- _Exercise details_
Will you extract the entries word for word? Images should not appear in the copy.

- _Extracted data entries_
══════

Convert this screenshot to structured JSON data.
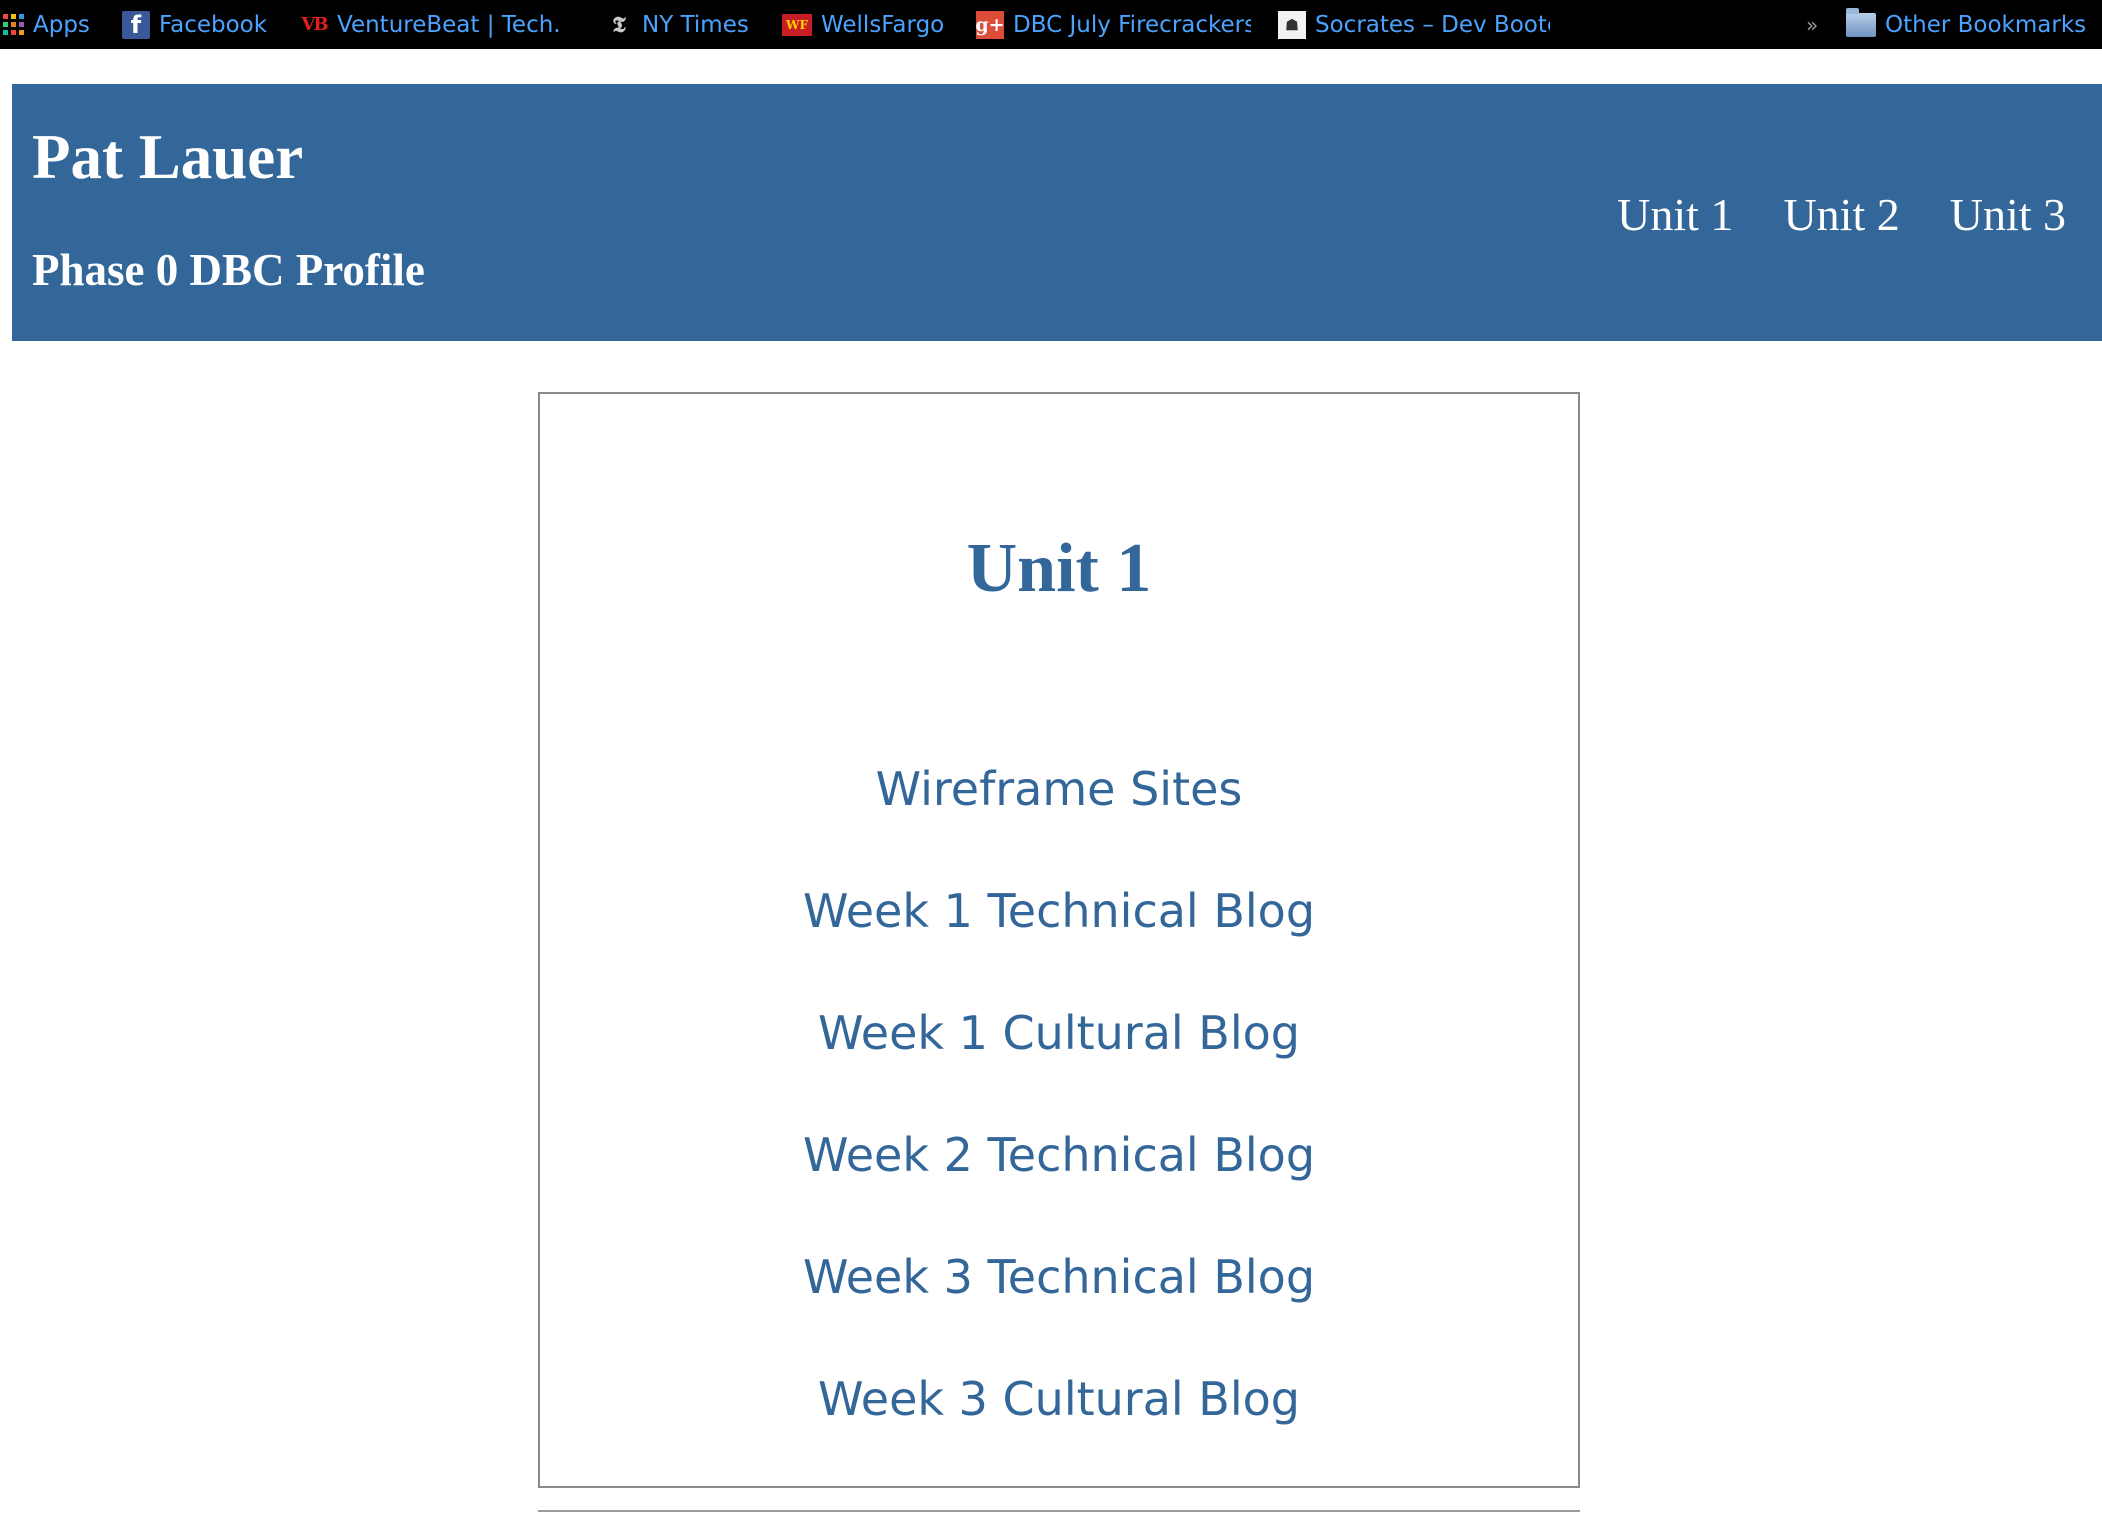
{
  "bookmarks": {
    "items": [
      {
        "label": "Apps",
        "icon": "apps-grid-icon"
      },
      {
        "label": "Facebook",
        "icon": "facebook-icon",
        "glyph": "f"
      },
      {
        "label": "VentureBeat | Tech.",
        "icon": "venturebeat-icon",
        "glyph": "VB"
      },
      {
        "label": "NY Times",
        "icon": "nytimes-icon",
        "glyph": "𝕿"
      },
      {
        "label": "WellsFargo",
        "icon": "wellsfargo-icon",
        "glyph": "WF"
      },
      {
        "label": "DBC July Firecrackers",
        "icon": "google-plus-icon",
        "glyph": "g+"
      },
      {
        "label": "Socrates – Dev Bootc",
        "icon": "socrates-icon",
        "glyph": "☗"
      }
    ],
    "more_glyph": "»",
    "other_label": "Other Bookmarks"
  },
  "header": {
    "title": "Pat Lauer",
    "subtitle": "Phase 0 DBC Profile",
    "nav": [
      "Unit 1",
      "Unit 2",
      "Unit 3"
    ]
  },
  "main": {
    "heading": "Unit 1",
    "links": [
      "Wireframe Sites",
      "Week 1 Technical Blog",
      "Week 1 Cultural Blog",
      "Week 2 Technical Blog",
      "Week 3 Technical Blog",
      "Week 3 Cultural Blog"
    ]
  },
  "colors": {
    "header_bg": "#336699",
    "link": "#336699",
    "bookmark_text": "#4aa3ff",
    "bookmark_bar_bg": "#000000"
  }
}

══════

- _Response_
Convert this screenshot to structured JSON data.
{
  "bookmarks": {
    "items": [
      {
        "label": "Apps",
        "icon": "apps-grid-icon"
      },
      {
        "label": "Facebook",
        "icon": "facebook-icon",
        "glyph": "f"
      },
      {
        "label": "VentureBeat | Tech.",
        "icon": "venturebeat-icon",
        "glyph": "VB"
      },
      {
        "label": "NY Times",
        "icon": "nytimes-icon",
        "glyph": "𝕿"
      },
      {
        "label": "WellsFargo",
        "icon": "wellsfargo-icon",
        "glyph": "WF"
      },
      {
        "label": "DBC July Firecrackers",
        "icon": "google-plus-icon",
        "glyph": "g+"
      },
      {
        "label": "Socrates – Dev Bootc",
        "icon": "socrates-icon",
        "glyph": "☗"
      }
    ],
    "more_glyph": "»",
    "other_label": "Other Bookmarks"
  },
  "header": {
    "title": "Pat Lauer",
    "subtitle": "Phase 0 DBC Profile",
    "nav": [
      "Unit 1",
      "Unit 2",
      "Unit 3"
    ]
  },
  "main": {
    "heading": "Unit 1",
    "links": [
      "Wireframe Sites",
      "Week 1 Technical Blog",
      "Week 1 Cultural Blog",
      "Week 2 Technical Blog",
      "Week 3 Technical Blog",
      "Week 3 Cultural Blog"
    ]
  },
  "colors": {
    "header_bg": "#336699",
    "link": "#336699",
    "bookmark_text": "#4aa3ff",
    "bookmark_bar_bg": "#000000"
  }
}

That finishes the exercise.